[Dataset rows]
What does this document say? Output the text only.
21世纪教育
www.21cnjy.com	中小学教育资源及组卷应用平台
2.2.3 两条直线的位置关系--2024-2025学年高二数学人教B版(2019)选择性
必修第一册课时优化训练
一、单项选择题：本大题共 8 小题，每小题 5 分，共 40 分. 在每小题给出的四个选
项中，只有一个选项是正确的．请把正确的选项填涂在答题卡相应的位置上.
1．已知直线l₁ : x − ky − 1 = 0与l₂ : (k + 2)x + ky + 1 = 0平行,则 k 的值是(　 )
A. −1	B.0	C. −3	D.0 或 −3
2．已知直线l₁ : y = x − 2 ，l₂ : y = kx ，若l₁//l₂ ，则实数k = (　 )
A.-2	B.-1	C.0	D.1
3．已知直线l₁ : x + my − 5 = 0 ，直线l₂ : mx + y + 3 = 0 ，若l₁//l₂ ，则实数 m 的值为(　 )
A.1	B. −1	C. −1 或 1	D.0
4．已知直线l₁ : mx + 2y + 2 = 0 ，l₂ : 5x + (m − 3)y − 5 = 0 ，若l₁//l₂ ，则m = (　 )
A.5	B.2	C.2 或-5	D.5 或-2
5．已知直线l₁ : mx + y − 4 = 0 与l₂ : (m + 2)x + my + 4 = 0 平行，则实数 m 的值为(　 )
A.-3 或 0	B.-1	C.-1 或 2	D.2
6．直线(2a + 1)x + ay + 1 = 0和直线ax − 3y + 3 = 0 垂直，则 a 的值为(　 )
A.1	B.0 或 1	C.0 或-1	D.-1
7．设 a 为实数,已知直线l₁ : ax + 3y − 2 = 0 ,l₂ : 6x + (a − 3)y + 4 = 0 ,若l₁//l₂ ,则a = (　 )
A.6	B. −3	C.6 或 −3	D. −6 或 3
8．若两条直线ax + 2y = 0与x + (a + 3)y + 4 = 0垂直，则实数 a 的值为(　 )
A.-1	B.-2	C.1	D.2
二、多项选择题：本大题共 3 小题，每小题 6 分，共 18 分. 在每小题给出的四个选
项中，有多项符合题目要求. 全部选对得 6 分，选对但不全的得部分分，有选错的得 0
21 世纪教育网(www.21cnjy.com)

**Goal:** From the entries above, list each line with "在每小题给出的四个选" in it.

**Exercise response:**
一、单项选择题：本大题共 8 小题，每小题 5 分，共 40 分. 在每小题给出的四个选
二、多项选择题：本大题共 3 小题，每小题 6 分，共 18 分. 在每小题给出的四个选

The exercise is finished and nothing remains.